* [Directions] Search the material for the string "necessary", then return every line where it is found.

%%

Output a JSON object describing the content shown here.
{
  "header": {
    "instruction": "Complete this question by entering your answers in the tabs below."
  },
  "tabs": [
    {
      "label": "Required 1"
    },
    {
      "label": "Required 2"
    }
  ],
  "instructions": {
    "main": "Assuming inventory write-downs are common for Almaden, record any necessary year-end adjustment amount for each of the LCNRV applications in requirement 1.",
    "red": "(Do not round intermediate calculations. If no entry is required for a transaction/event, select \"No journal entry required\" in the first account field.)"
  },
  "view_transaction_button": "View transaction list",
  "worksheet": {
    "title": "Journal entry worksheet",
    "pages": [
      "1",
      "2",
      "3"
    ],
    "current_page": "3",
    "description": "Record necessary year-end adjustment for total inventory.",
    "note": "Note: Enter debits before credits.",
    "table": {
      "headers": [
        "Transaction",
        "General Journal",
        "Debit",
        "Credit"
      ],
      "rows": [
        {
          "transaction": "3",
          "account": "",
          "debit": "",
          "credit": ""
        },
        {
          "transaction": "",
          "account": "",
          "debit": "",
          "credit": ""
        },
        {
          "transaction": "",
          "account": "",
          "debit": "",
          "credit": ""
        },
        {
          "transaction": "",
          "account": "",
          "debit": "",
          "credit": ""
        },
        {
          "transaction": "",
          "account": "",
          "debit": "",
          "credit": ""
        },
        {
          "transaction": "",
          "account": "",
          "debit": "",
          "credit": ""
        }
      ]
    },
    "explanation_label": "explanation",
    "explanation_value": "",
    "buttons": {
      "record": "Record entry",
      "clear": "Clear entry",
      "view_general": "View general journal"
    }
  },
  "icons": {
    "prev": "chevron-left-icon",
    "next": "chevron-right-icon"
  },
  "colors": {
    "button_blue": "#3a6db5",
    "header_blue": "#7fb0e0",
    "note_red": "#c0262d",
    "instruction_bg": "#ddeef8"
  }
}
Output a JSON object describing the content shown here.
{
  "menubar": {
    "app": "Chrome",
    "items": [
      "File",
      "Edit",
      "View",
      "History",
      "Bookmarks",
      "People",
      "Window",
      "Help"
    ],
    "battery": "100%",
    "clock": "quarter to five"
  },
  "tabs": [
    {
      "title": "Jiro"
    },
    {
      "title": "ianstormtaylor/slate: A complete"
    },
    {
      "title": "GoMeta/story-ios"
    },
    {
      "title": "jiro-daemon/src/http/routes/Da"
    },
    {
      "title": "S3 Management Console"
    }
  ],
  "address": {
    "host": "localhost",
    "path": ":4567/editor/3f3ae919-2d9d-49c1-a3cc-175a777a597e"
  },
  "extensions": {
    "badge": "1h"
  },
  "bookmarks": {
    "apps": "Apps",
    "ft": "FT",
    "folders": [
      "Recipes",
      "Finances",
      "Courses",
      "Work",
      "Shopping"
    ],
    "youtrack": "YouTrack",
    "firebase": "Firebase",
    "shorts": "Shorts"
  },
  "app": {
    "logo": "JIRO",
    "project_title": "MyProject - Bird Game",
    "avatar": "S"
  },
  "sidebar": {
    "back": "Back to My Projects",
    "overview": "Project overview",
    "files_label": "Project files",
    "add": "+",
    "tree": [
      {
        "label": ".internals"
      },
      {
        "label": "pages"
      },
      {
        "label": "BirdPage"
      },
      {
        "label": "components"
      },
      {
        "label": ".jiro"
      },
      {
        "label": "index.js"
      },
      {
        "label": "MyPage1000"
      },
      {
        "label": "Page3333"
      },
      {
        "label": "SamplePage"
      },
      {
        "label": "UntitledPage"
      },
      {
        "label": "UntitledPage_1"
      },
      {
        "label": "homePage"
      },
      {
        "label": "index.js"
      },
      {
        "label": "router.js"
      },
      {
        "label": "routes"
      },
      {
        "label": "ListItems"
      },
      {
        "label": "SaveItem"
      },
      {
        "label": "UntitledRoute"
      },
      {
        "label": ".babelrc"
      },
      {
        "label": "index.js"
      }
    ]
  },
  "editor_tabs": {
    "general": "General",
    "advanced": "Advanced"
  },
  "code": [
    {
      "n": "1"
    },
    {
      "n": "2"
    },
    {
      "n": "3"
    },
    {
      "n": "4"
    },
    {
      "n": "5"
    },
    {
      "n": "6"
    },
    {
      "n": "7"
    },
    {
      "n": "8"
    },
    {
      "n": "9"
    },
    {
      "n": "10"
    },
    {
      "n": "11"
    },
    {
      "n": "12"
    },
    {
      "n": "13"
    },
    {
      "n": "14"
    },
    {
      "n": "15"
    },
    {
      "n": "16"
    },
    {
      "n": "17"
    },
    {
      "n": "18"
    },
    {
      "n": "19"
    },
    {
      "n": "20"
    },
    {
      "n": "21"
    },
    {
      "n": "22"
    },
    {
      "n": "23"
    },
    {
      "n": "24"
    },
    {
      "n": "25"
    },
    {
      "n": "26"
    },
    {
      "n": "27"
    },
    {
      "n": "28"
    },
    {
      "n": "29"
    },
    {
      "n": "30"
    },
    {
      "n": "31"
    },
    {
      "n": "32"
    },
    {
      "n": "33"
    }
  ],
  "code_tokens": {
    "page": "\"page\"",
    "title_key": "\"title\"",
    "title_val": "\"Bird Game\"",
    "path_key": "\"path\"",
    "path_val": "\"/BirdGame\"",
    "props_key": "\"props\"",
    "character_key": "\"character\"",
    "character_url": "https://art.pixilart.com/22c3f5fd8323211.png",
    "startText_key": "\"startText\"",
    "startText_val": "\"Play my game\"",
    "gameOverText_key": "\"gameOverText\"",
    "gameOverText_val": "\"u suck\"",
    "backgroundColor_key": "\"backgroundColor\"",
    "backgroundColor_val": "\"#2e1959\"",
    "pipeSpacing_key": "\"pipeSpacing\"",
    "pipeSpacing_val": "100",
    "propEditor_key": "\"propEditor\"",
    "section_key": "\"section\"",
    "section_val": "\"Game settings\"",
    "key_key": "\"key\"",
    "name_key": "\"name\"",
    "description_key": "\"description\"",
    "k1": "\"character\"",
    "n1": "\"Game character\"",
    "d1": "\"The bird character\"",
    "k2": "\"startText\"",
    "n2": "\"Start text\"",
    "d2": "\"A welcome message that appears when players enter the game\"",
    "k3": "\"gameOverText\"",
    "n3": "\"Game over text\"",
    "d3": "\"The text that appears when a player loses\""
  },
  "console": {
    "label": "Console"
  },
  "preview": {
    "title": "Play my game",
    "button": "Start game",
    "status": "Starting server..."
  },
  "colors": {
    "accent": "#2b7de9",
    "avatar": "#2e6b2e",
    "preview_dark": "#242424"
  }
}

%%

* [Task answer]
    "main": "Assuming inventory write-downs are common for Almaden, record any necessary year-end adjustment amount for each of the LCNRV applications in requirement 1.",
    "description": "Record necessary year-end adjustment for total inventory.",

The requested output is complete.